→ Exercise data
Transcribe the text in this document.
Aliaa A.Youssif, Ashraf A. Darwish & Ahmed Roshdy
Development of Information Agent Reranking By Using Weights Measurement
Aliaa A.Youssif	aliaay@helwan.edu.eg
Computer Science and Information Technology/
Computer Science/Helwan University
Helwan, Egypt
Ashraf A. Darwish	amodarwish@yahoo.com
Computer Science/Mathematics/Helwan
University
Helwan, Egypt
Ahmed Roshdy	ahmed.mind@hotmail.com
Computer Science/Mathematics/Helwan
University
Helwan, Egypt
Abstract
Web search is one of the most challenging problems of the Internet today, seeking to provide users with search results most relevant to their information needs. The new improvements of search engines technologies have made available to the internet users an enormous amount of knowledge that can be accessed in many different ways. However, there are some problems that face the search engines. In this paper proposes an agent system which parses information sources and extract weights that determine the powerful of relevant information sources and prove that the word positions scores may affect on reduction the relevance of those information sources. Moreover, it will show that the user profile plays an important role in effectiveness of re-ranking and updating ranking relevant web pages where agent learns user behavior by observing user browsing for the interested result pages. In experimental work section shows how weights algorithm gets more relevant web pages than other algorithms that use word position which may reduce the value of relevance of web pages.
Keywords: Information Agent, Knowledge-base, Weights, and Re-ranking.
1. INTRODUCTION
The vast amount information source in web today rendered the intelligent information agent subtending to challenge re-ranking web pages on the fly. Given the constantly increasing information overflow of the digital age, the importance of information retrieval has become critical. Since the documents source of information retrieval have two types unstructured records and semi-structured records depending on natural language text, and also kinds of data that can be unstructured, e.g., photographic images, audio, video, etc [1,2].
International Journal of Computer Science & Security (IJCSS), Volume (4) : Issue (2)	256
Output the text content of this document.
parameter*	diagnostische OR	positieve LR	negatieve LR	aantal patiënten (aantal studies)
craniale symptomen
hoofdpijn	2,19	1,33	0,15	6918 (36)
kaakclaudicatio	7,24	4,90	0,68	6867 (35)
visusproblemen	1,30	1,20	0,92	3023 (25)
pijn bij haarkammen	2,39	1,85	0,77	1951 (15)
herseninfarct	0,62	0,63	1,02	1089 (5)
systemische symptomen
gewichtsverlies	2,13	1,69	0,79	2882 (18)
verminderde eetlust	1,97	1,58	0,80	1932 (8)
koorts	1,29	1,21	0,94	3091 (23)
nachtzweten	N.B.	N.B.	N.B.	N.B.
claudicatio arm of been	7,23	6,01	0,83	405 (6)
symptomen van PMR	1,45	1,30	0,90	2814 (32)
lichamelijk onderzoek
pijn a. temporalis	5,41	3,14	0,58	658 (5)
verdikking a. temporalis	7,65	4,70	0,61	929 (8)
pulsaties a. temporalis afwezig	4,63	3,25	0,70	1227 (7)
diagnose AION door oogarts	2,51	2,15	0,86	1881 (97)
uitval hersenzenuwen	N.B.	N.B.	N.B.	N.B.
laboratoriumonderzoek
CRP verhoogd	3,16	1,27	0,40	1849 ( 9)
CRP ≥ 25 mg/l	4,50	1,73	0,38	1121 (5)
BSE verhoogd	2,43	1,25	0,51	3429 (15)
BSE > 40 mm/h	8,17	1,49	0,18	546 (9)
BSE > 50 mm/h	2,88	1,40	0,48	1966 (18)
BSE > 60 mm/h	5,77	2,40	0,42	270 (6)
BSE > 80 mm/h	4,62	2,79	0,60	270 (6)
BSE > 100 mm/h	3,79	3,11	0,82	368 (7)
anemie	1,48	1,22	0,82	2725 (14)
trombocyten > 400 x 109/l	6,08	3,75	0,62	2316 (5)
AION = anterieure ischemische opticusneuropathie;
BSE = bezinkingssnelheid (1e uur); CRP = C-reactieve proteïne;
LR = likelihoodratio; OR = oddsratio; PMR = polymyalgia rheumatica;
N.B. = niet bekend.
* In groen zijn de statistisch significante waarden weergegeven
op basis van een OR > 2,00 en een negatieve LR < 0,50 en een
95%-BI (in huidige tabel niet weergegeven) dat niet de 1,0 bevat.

→ Task objective
Reproduce each record exactly, leaving nothing out.

→ Task solution
Transcribe the text in this document.
Aliaa A.Youssif, Ashraf A. Darwish & Ahmed Roshdy
Development of Information Agent Reranking By Using Weights Measurement
Aliaa A.Youssif	aliaay@helwan.edu.eg
Computer Science and Information Technology/
Computer Science/Helwan University
Helwan, Egypt
Ashraf A. Darwish	amodarwish@yahoo.com
Computer Science/Mathematics/Helwan
University
Helwan, Egypt
Ahmed Roshdy	ahmed.mind@hotmail.com
Computer Science/Mathematics/Helwan
University
Helwan, Egypt
Abstract
Web search is one of the most challenging problems of the Internet today, seeking to provide users with search results most relevant to their information needs. The new improvements of search engines technologies have made available to the internet users an enormous amount of knowledge that can be accessed in many different ways. However, there are some problems that face the search engines. In this paper proposes an agent system which parses information sources and extract weights that determine the powerful of relevant information sources and prove that the word positions scores may affect on reduction the relevance of those information sources. Moreover, it will show that the user profile plays an important role in effectiveness of re-ranking and updating ranking relevant web pages where agent learns user behavior by observing user browsing for the interested result pages. In experimental work section shows how weights algorithm gets more relevant web pages than other algorithms that use word position which may reduce the value of relevance of web pages.
Keywords: Information Agent, Knowledge-base, Weights, and Re-ranking.
1. INTRODUCTION
The vast amount information source in web today rendered the intelligent information agent subtending to challenge re-ranking web pages on the fly. Given the constantly increasing information overflow of the digital age, the importance of information retrieval has become critical. Since the documents source of information retrieval have two types unstructured records and semi-structured records depending on natural language text, and also kinds of data that can be unstructured, e.g., photographic images, audio, video, etc [1,2].
International Journal of Computer Science & Security (IJCSS), Volume (4) : Issue (2)	256
Output the text content of this document.
parameter*	diagnostische OR	positieve LR	negatieve LR	aantal patiënten (aantal studies)
craniale symptomen
hoofdpijn	2,19	1,33	0,15	6918 (36)
kaakclaudicatio	7,24	4,90	0,68	6867 (35)
visusproblemen	1,30	1,20	0,92	3023 (25)
pijn bij haarkammen	2,39	1,85	0,77	1951 (15)
herseninfarct	0,62	0,63	1,02	1089 (5)
systemische symptomen
gewichtsverlies	2,13	1,69	0,79	2882 (18)
verminderde eetlust	1,97	1,58	0,80	1932 (8)
koorts	1,29	1,21	0,94	3091 (23)
nachtzweten	N.B.	N.B.	N.B.	N.B.
claudicatio arm of been	7,23	6,01	0,83	405 (6)
symptomen van PMR	1,45	1,30	0,90	2814 (32)
lichamelijk onderzoek
pijn a. temporalis	5,41	3,14	0,58	658 (5)
verdikking a. temporalis	7,65	4,70	0,61	929 (8)
pulsaties a. temporalis afwezig	4,63	3,25	0,70	1227 (7)
diagnose AION door oogarts	2,51	2,15	0,86	1881 (97)
uitval hersenzenuwen	N.B.	N.B.	N.B.	N.B.
laboratoriumonderzoek
CRP verhoogd	3,16	1,27	0,40	1849 ( 9)
CRP ≥ 25 mg/l	4,50	1,73	0,38	1121 (5)
BSE verhoogd	2,43	1,25	0,51	3429 (15)
BSE > 40 mm/h	8,17	1,49	0,18	546 (9)
BSE > 50 mm/h	2,88	1,40	0,48	1966 (18)
BSE > 60 mm/h	5,77	2,40	0,42	270 (6)
BSE > 80 mm/h	4,62	2,79	0,60	270 (6)
BSE > 100 mm/h	3,79	3,11	0,82	368 (7)
anemie	1,48	1,22	0,82	2725 (14)
trombocyten > 400 x 109/l	6,08	3,75	0,62	2316 (5)
AION = anterieure ischemische opticusneuropathie;
BSE = bezinkingssnelheid (1e uur); CRP = C-reactieve proteïne;
LR = likelihoodratio; OR = oddsratio; PMR = polymyalgia rheumatica;
N.B. = niet bekend.
* In groen zijn de statistisch significante waarden weergegeven
op basis van een OR > 2,00 en een negatieve LR < 0,50 en een
95%-BI (in huidige tabel niet weergegeven) dat niet de 1,0 bevat.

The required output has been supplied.